▸ 課題の指示: 般若心経並びに神馬図板木を扱った読解文を、その最後の文に続けて書き継いでください。

▸ 読解文:
....................
また、井尻傳右衛門は元々の岩隈八幡宮の所在地である祖生(そお)に給地があり、独立性易が長崎へ帰る際、同行した人物で、独立性易が作った漢詩に「別井尻傳右衛門」と題するものがある。

般若心経並びに神馬図板木

縦26.7~27.6㎝、横46.7㎝、厚さ1.6~1.7㎝。両面ともに版面となっており、表面に般若心経が18行、裏面には神馬図が彫られている。表面の右側に「明応八年己未七月吉日」、左側に「積善院常住」の文字が刻まれている。

禅寺で祈祷や盂蘭盆会などの際に般若心経と馬の図を摺った紙を「紙銭」とともに仏殿の柱に貼って鬼神に施す、「経馬」または「馬経」と呼ばれる行事に使用されたものと思われる。この行事は現在も京都府など一部の禅寺で行われているということであるが、板木そのものの遺存例はないようである。
....................
▸ データ抜粋:

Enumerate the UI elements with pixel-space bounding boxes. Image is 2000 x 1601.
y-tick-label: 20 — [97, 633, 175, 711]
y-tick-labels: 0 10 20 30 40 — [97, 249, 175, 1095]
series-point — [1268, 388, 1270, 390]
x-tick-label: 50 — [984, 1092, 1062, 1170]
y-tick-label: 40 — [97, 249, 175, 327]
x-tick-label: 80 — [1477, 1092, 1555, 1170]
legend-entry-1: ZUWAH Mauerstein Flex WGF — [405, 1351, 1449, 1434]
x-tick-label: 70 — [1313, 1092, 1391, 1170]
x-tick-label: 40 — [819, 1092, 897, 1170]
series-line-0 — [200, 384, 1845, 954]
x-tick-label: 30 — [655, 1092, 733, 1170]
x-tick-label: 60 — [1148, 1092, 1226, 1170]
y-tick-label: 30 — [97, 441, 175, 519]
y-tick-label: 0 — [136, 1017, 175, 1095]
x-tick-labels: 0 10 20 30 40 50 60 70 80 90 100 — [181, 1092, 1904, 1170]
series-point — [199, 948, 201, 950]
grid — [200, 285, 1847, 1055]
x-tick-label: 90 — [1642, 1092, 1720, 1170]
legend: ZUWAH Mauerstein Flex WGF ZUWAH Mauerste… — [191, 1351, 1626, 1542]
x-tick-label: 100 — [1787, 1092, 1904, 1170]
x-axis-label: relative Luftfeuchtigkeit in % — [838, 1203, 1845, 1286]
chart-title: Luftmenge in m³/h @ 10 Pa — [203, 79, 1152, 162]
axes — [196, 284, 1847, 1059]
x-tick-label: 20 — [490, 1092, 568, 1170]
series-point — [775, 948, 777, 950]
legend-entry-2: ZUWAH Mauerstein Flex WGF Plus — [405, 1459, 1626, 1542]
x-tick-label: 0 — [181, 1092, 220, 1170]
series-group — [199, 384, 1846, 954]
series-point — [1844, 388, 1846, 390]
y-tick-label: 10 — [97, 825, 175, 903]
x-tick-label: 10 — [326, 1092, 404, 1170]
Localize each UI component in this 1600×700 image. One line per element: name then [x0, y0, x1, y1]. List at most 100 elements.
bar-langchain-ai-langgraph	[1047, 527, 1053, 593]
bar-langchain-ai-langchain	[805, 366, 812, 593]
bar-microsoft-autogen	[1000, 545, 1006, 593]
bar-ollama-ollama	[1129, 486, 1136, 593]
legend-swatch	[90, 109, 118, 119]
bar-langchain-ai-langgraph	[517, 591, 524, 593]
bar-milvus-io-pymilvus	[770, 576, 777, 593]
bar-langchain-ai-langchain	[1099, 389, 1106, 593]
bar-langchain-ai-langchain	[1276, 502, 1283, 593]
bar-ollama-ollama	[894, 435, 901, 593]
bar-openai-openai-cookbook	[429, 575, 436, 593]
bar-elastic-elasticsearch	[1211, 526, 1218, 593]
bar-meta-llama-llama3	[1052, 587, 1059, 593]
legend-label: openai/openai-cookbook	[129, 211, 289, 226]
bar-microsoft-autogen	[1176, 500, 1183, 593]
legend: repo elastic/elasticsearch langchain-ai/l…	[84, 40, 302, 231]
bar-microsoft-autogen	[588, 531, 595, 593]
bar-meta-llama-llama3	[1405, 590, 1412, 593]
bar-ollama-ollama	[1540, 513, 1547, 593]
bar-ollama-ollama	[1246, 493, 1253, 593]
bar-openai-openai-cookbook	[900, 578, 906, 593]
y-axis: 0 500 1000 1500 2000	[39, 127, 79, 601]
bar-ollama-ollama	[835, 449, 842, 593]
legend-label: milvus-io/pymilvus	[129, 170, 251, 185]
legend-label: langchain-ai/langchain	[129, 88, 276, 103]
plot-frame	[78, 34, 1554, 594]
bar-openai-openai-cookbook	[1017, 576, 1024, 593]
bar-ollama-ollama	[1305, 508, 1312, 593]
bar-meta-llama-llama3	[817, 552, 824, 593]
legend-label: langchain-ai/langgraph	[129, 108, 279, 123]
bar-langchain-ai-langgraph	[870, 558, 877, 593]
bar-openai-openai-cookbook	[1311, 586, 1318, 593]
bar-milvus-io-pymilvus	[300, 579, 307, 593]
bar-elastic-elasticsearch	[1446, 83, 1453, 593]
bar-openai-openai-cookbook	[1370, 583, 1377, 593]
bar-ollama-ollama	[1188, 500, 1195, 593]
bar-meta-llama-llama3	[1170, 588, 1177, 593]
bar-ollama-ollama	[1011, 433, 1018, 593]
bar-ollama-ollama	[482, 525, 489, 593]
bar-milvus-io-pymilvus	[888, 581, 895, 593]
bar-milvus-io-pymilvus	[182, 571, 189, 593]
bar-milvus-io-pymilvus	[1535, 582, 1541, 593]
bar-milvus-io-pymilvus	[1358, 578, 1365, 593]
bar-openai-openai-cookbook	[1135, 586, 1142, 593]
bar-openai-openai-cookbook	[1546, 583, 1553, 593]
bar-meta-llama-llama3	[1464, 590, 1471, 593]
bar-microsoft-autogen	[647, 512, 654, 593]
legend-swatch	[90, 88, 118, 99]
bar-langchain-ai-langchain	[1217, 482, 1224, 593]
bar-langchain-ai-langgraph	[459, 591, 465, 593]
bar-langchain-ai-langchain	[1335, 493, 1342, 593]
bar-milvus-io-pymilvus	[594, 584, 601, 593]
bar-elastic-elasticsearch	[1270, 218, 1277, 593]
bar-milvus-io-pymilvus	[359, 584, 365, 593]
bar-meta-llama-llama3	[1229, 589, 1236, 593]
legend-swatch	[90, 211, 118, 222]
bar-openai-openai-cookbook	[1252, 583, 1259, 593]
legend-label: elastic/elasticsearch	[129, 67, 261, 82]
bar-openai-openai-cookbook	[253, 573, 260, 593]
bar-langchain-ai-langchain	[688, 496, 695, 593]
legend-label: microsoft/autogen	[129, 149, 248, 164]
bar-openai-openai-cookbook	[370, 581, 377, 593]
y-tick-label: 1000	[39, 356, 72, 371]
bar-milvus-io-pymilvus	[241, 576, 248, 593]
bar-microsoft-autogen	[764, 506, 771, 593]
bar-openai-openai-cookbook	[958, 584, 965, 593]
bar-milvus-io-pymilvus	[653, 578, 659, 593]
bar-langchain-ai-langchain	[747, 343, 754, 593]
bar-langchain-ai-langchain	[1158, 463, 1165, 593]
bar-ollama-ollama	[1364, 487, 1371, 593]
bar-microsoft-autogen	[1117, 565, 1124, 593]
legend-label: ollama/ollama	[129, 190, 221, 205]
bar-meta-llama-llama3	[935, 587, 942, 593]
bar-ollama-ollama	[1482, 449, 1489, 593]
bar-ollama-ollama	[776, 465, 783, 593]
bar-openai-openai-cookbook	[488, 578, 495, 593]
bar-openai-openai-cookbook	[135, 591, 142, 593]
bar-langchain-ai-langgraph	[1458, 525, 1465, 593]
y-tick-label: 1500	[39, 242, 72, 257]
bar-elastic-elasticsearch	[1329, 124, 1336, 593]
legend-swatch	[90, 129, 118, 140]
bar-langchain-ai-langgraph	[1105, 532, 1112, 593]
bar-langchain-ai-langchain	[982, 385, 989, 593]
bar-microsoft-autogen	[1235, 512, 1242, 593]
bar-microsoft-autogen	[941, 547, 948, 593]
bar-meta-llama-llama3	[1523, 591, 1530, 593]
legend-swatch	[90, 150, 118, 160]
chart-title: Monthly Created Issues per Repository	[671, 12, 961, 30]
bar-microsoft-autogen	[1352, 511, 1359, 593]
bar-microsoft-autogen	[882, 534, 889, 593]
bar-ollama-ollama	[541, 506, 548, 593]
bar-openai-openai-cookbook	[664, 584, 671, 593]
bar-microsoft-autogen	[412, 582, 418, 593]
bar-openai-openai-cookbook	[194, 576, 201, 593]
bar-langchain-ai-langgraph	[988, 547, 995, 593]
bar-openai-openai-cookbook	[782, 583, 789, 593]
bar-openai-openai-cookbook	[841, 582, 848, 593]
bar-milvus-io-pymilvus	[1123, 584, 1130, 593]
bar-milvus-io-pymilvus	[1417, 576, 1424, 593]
....................
▸ 記述解答:
版木の紀年銘である明応8年(1499)であり、同じ15世紀末の版木は、山口県内ではこれを含めて3例しかなく、大変貴重な資料である。

宇佐八幡宮の棟札

宇佐八幡宮の棟札は、天文十二年御神体彩色御縁起棟札(1543)、天文二十二年八幡宮御再建棟札(1553)、宝暦二年御再建棟札(1752)、安永二年御再建棟札(1773)、万延元年正遷宮棟札(1860)の五枚が現存する。その記述内容は宇佐八幡宮に係る縁起や状況・関係役人・関係者等が記載されており当時の状況を知ることができる貴重な資料である。